WHAT TO WORK ON:
Verbatim output of the lines below is required, with the images omitted.

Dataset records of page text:
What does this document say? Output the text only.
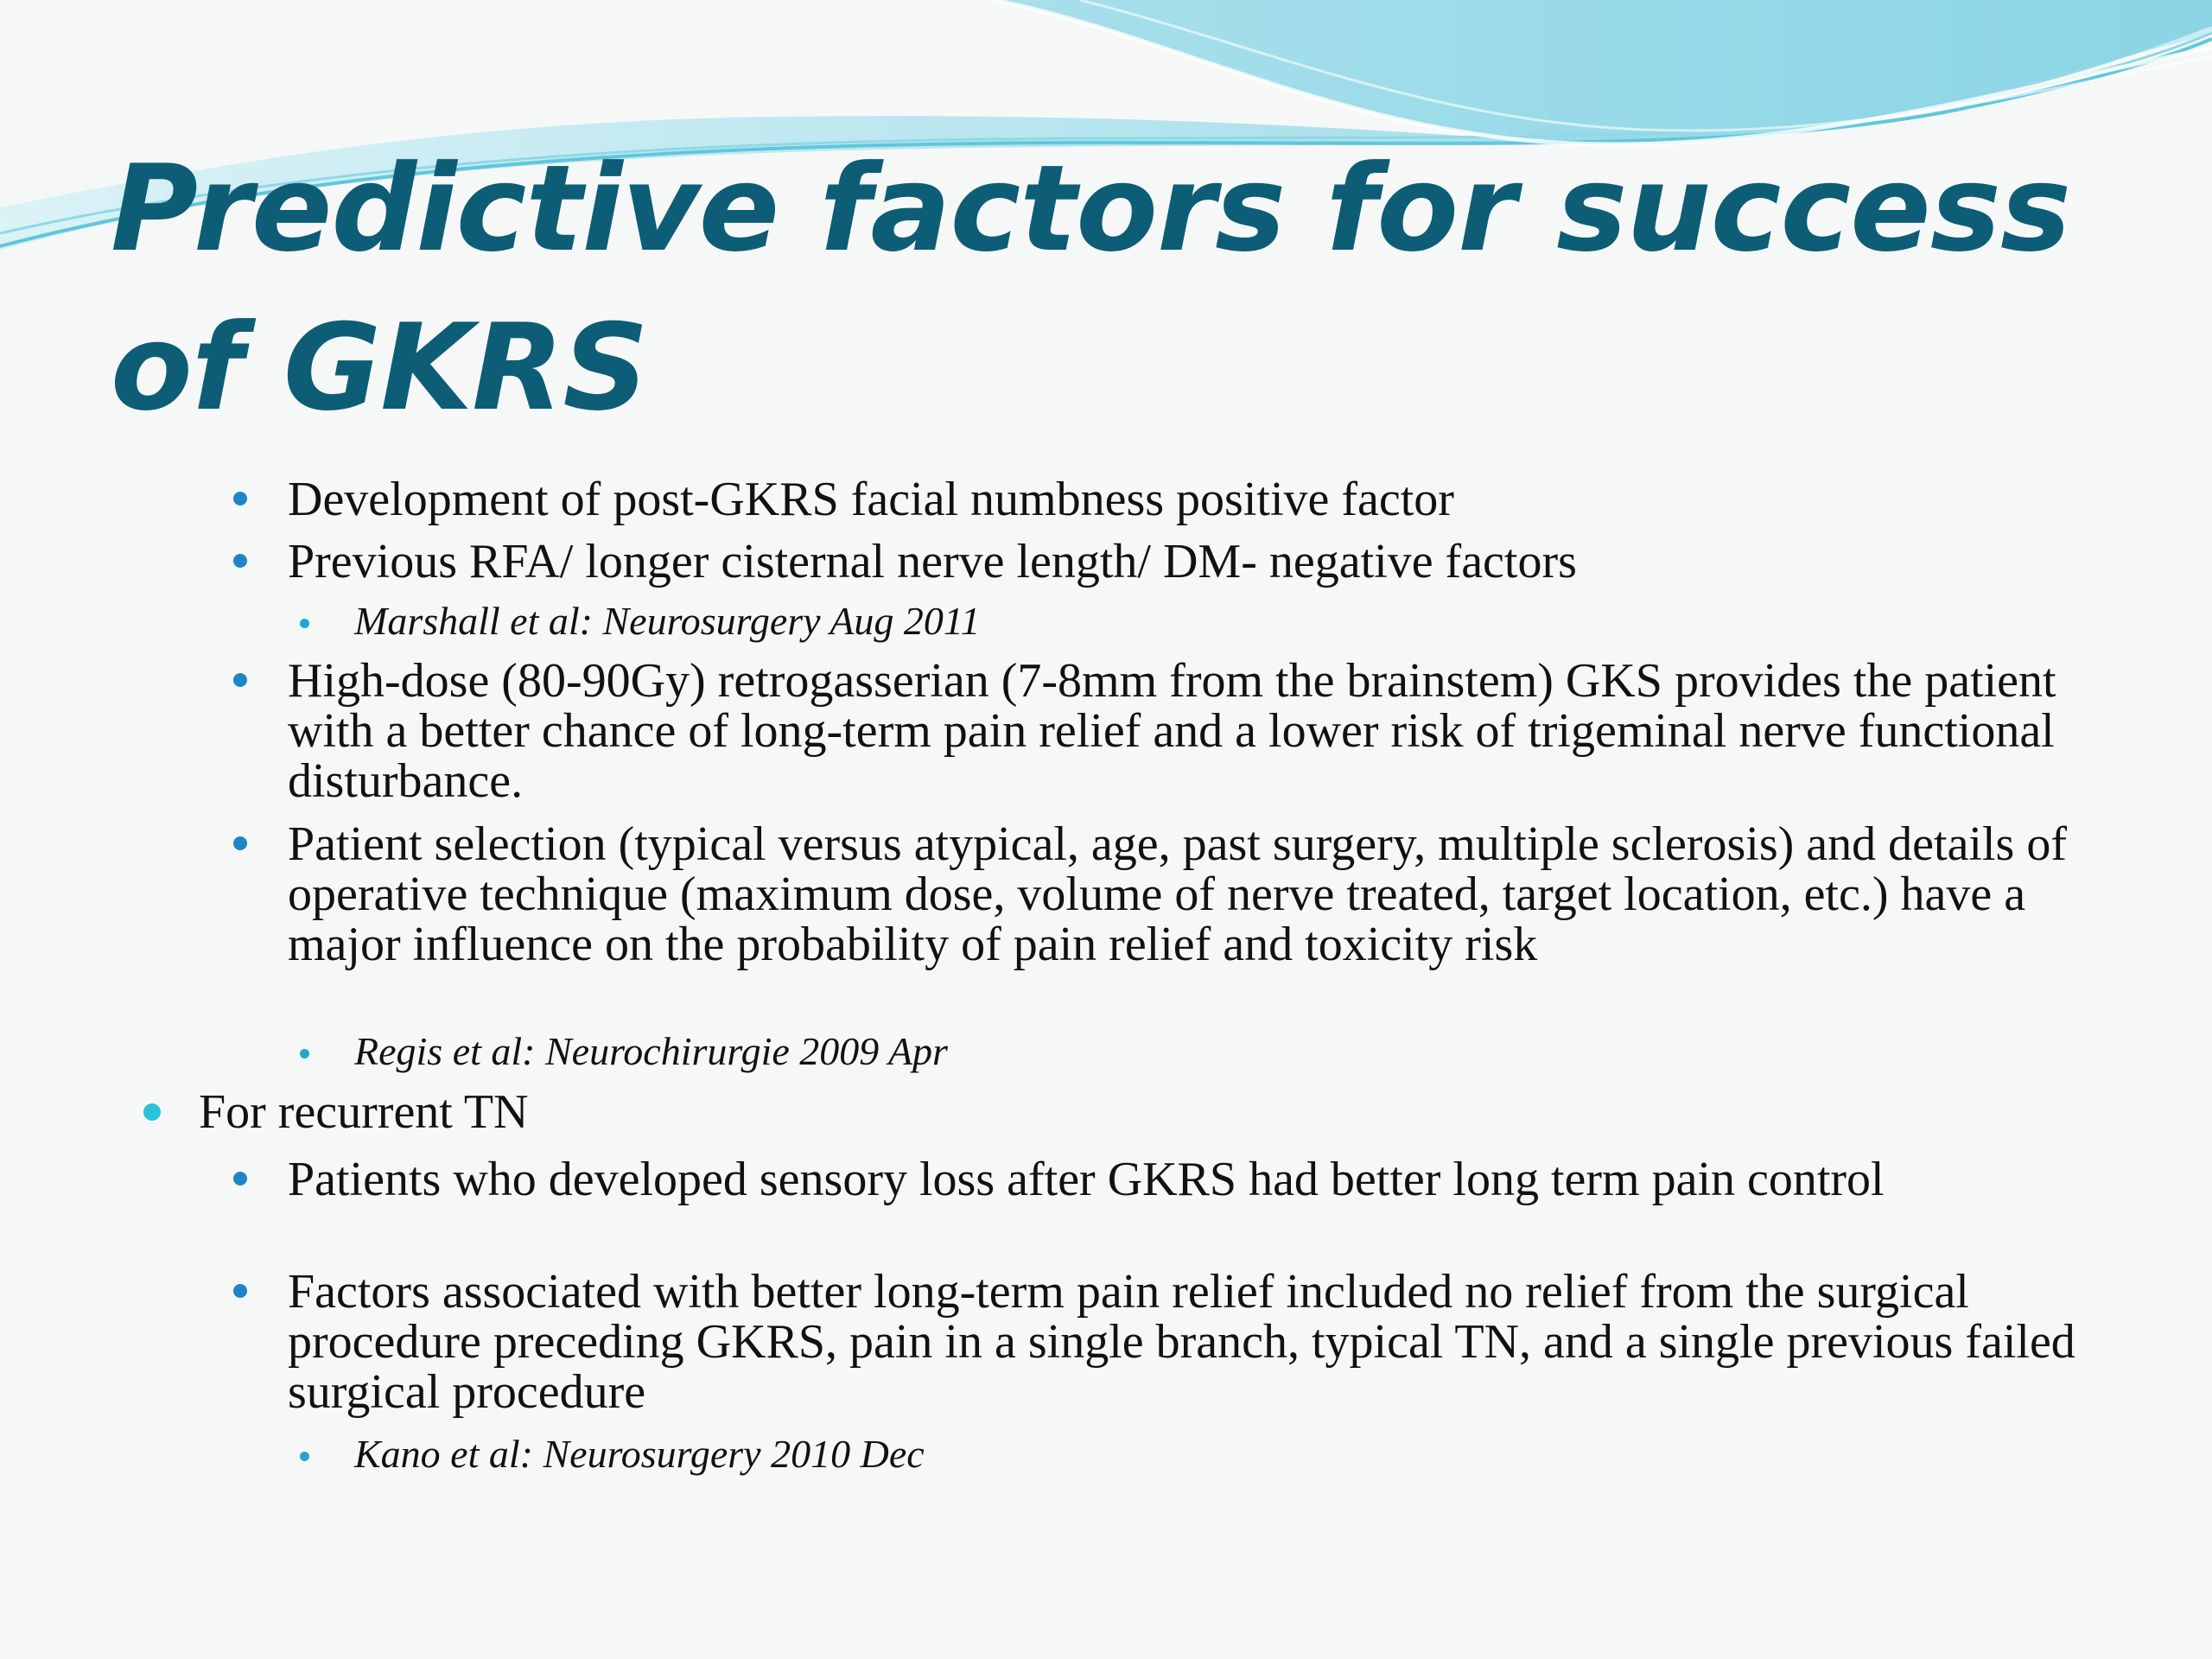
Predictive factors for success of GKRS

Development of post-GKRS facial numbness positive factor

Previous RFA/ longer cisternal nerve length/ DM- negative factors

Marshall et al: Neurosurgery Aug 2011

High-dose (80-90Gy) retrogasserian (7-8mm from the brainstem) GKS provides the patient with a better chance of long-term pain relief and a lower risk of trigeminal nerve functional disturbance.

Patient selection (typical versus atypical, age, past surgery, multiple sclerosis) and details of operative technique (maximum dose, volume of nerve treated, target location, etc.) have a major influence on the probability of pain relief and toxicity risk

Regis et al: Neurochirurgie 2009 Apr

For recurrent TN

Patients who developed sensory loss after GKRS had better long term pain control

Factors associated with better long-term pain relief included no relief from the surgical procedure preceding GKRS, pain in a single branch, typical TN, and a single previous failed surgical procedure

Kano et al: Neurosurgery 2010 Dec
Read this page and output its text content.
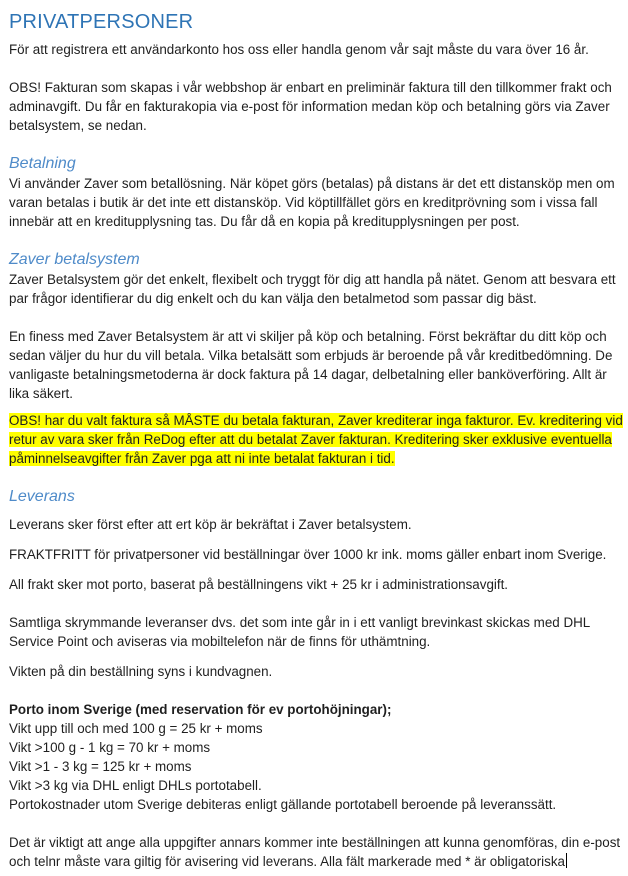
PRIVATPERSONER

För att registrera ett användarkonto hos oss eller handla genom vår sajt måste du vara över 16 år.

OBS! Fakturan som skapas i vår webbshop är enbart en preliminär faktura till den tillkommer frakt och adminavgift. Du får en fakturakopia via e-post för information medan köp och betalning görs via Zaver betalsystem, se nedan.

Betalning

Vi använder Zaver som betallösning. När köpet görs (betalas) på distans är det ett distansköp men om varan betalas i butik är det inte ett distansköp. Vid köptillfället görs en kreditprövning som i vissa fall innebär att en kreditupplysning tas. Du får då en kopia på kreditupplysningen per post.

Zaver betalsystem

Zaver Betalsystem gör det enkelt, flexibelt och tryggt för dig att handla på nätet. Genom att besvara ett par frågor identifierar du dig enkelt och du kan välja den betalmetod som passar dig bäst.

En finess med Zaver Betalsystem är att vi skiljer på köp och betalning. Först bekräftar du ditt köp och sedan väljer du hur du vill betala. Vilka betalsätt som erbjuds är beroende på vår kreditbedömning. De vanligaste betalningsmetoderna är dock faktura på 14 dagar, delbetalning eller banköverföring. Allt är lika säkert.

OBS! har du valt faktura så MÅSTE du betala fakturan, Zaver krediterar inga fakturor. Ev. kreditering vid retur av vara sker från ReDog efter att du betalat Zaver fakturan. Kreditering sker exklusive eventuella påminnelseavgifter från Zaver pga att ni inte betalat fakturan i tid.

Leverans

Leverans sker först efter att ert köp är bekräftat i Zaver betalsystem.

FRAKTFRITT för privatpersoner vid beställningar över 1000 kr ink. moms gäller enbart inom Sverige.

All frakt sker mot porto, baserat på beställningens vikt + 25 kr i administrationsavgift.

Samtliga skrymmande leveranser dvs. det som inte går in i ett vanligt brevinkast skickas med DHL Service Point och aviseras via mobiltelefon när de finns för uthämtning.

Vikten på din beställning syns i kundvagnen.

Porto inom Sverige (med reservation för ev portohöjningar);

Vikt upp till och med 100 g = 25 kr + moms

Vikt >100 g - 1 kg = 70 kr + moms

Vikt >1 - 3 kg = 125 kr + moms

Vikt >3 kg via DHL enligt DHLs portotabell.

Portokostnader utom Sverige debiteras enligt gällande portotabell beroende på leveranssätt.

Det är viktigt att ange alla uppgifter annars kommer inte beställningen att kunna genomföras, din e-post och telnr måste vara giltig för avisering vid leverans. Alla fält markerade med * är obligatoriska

SOLUTION FOR THIS EXERCISE:
What does this document say? Output the text only.
Predictive factors for success of GKRS

Development of post-GKRS facial numbness positive factor

Previous RFA/ longer cisternal nerve length/ DM- negative factors

Marshall et al: Neurosurgery Aug 2011

High-dose (80-90Gy) retrogasserian (7-8mm from the brainstem) GKS provides the patient with a better chance of long-term pain relief and a lower risk of trigeminal nerve functional disturbance.

Patient selection (typical versus atypical, age, past surgery, multiple sclerosis) and details of operative technique (maximum dose, volume of nerve treated, target location, etc.) have a major influence on the probability of pain relief and toxicity risk

Regis et al: Neurochirurgie 2009 Apr

For recurrent TN

Patients who developed sensory loss after GKRS had better long term pain control

Factors associated with better long-term pain relief included no relief from the surgical procedure preceding GKRS, pain in a single branch, typical TN, and a single previous failed surgical procedure

Kano et al: Neurosurgery 2010 Dec
Read this page and output its text content.
PRIVATPERSONER

För att registrera ett användarkonto hos oss eller handla genom vår sajt måste du vara över 16 år.

OBS! Fakturan som skapas i vår webbshop är enbart en preliminär faktura till den tillkommer frakt och adminavgift. Du får en fakturakopia via e-post för information medan köp och betalning görs via Zaver betalsystem, se nedan.

Betalning

Vi använder Zaver som betallösning. När köpet görs (betalas) på distans är det ett distansköp men om varan betalas i butik är det inte ett distansköp. Vid köptillfället görs en kreditprövning som i vissa fall innebär att en kreditupplysning tas. Du får då en kopia på kreditupplysningen per post.

Zaver betalsystem

Zaver Betalsystem gör det enkelt, flexibelt och tryggt för dig att handla på nätet. Genom att besvara ett par frågor identifierar du dig enkelt och du kan välja den betalmetod som passar dig bäst.

En finess med Zaver Betalsystem är att vi skiljer på köp och betalning. Först bekräftar du ditt köp och sedan väljer du hur du vill betala. Vilka betalsätt som erbjuds är beroende på vår kreditbedömning. De vanligaste betalningsmetoderna är dock faktura på 14 dagar, delbetalning eller banköverföring. Allt är lika säkert.

OBS! har du valt faktura så MÅSTE du betala fakturan, Zaver krediterar inga fakturor. Ev. kreditering vid retur av vara sker från ReDog efter att du betalat Zaver fakturan. Kreditering sker exklusive eventuella påminnelseavgifter från Zaver pga att ni inte betalat fakturan i tid.

Leverans

Leverans sker först efter att ert köp är bekräftat i Zaver betalsystem.

FRAKTFRITT för privatpersoner vid beställningar över 1000 kr ink. moms gäller enbart inom Sverige.

All frakt sker mot porto, baserat på beställningens vikt + 25 kr i administrationsavgift.

Samtliga skrymmande leveranser dvs. det som inte går in i ett vanligt brevinkast skickas med DHL Service Point och aviseras via mobiltelefon när de finns för uthämtning.

Vikten på din beställning syns i kundvagnen.

Porto inom Sverige (med reservation för ev portohöjningar);

Vikt upp till och med 100 g = 25 kr + moms

Vikt >100 g - 1 kg = 70 kr + moms

Vikt >1 - 3 kg = 125 kr + moms

Vikt >3 kg via DHL enligt DHLs portotabell.

Portokostnader utom Sverige debiteras enligt gällande portotabell beroende på leveranssätt.

Det är viktigt att ange alla uppgifter annars kommer inte beställningen att kunna genomföras, din e-post och telnr måste vara giltig för avisering vid leverans. Alla fält markerade med * är obligatoriska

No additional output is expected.